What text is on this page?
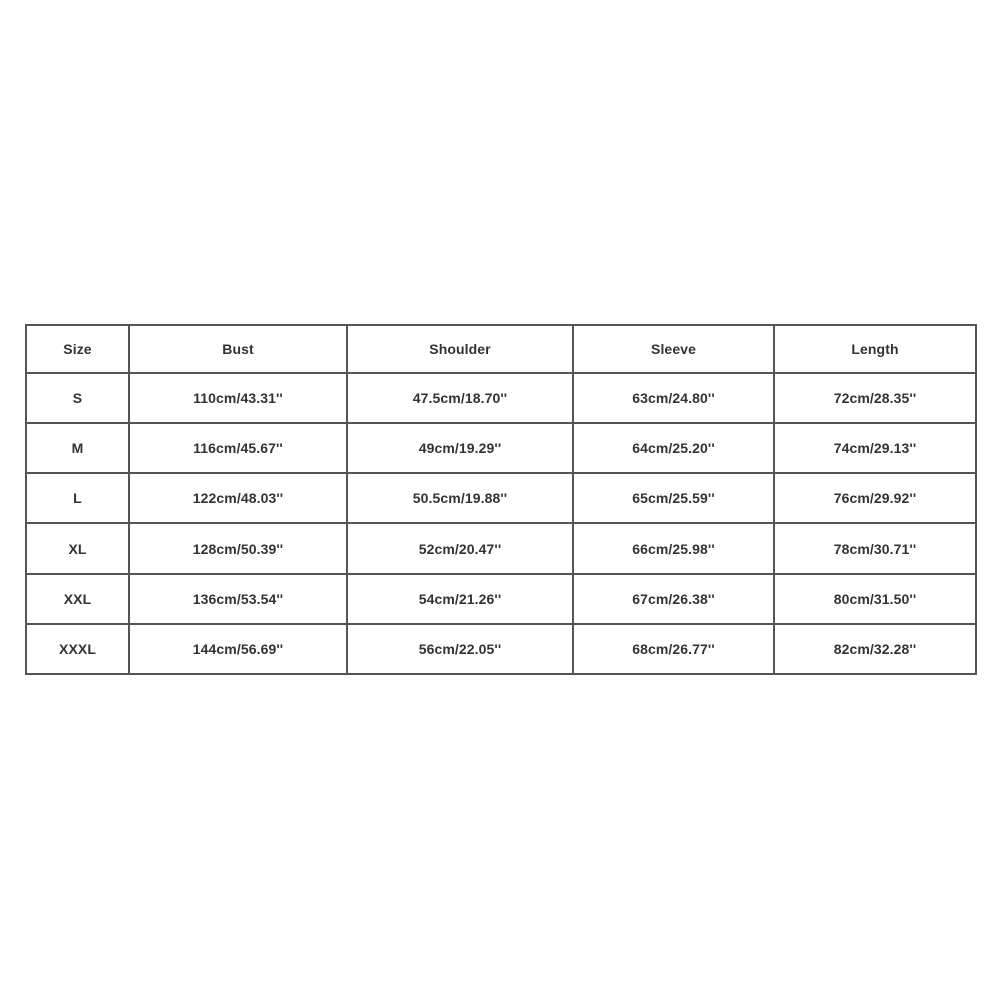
Size	Bust	Shoulder	Sleeve	Length
S	110cm/43.31''	47.5cm/18.70''	63cm/24.80''	72cm/28.35''
M	116cm/45.67''	49cm/19.29''	64cm/25.20''	74cm/29.13''
L	122cm/48.03''	50.5cm/19.88''	65cm/25.59''	76cm/29.92''
XL	128cm/50.39''	52cm/20.47''	66cm/25.98''	78cm/30.71''
XXL	136cm/53.54''	54cm/21.26''	67cm/26.38''	80cm/31.50''
XXXL	144cm/56.69''	56cm/22.05''	68cm/26.77''	82cm/32.28''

Job
Omit the pictures, and quote the material above exactly as given.

Task answer
What text is on this page?
Size	Bust	Shoulder	Sleeve	Length
S	110cm/43.31''	47.5cm/18.70''	63cm/24.80''	72cm/28.35''
M	116cm/45.67''	49cm/19.29''	64cm/25.20''	74cm/29.13''
L	122cm/48.03''	50.5cm/19.88''	65cm/25.59''	76cm/29.92''
XL	128cm/50.39''	52cm/20.47''	66cm/25.98''	78cm/30.71''
XXL	136cm/53.54''	54cm/21.26''	67cm/26.38''	80cm/31.50''
XXXL	144cm/56.69''	56cm/22.05''	68cm/26.77''	82cm/32.28''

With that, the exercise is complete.